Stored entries
┄┄┄┄┄┄┄┄┄┄

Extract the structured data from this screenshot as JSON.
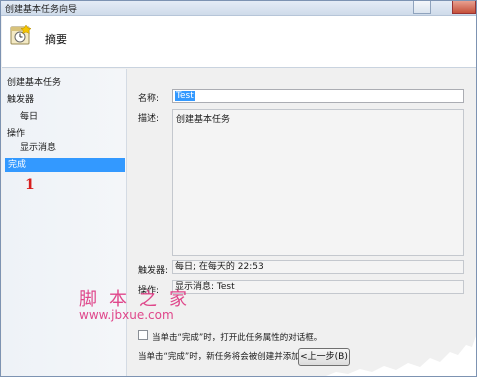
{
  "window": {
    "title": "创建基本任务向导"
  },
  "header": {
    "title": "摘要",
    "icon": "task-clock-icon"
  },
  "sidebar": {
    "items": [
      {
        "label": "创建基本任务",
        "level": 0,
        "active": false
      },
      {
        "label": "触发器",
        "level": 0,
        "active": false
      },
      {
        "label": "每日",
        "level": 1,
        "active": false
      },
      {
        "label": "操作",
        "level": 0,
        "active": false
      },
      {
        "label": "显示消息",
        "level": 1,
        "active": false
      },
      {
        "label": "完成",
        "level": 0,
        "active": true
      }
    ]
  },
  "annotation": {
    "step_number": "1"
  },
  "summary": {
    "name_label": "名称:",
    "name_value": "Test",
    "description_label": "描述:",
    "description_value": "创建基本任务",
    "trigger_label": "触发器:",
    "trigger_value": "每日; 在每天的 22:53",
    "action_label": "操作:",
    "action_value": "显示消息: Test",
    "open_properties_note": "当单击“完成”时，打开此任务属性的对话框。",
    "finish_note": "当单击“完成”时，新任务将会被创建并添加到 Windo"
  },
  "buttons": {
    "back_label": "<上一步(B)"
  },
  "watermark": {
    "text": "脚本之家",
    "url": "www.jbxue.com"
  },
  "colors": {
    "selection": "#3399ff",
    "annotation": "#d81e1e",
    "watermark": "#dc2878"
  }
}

┄┄┄┄┄┄┄┄┄┄

* _WORK INSTRUCTIONS_:
Write the full listing out again with every line unchanged, but include no pictures.

* _REPLY_:
Extract the structured data from this screenshot as JSON.
{
  "window": {
    "title": "创建基本任务向导"
  },
  "header": {
    "title": "摘要",
    "icon": "task-clock-icon"
  },
  "sidebar": {
    "items": [
      {
        "label": "创建基本任务",
        "level": 0,
        "active": false
      },
      {
        "label": "触发器",
        "level": 0,
        "active": false
      },
      {
        "label": "每日",
        "level": 1,
        "active": false
      },
      {
        "label": "操作",
        "level": 0,
        "active": false
      },
      {
        "label": "显示消息",
        "level": 1,
        "active": false
      },
      {
        "label": "完成",
        "level": 0,
        "active": true
      }
    ]
  },
  "annotation": {
    "step_number": "1"
  },
  "summary": {
    "name_label": "名称:",
    "name_value": "Test",
    "description_label": "描述:",
    "description_value": "创建基本任务",
    "trigger_label": "触发器:",
    "trigger_value": "每日; 在每天的 22:53",
    "action_label": "操作:",
    "action_value": "显示消息: Test",
    "open_properties_note": "当单击“完成”时，打开此任务属性的对话框。",
    "finish_note": "当单击“完成”时，新任务将会被创建并添加到 Windo"
  },
  "buttons": {
    "back_label": "<上一步(B)"
  },
  "watermark": {
    "text": "脚本之家",
    "url": "www.jbxue.com"
  },
  "colors": {
    "selection": "#3399ff",
    "annotation": "#d81e1e",
    "watermark": "#dc2878"
  }
}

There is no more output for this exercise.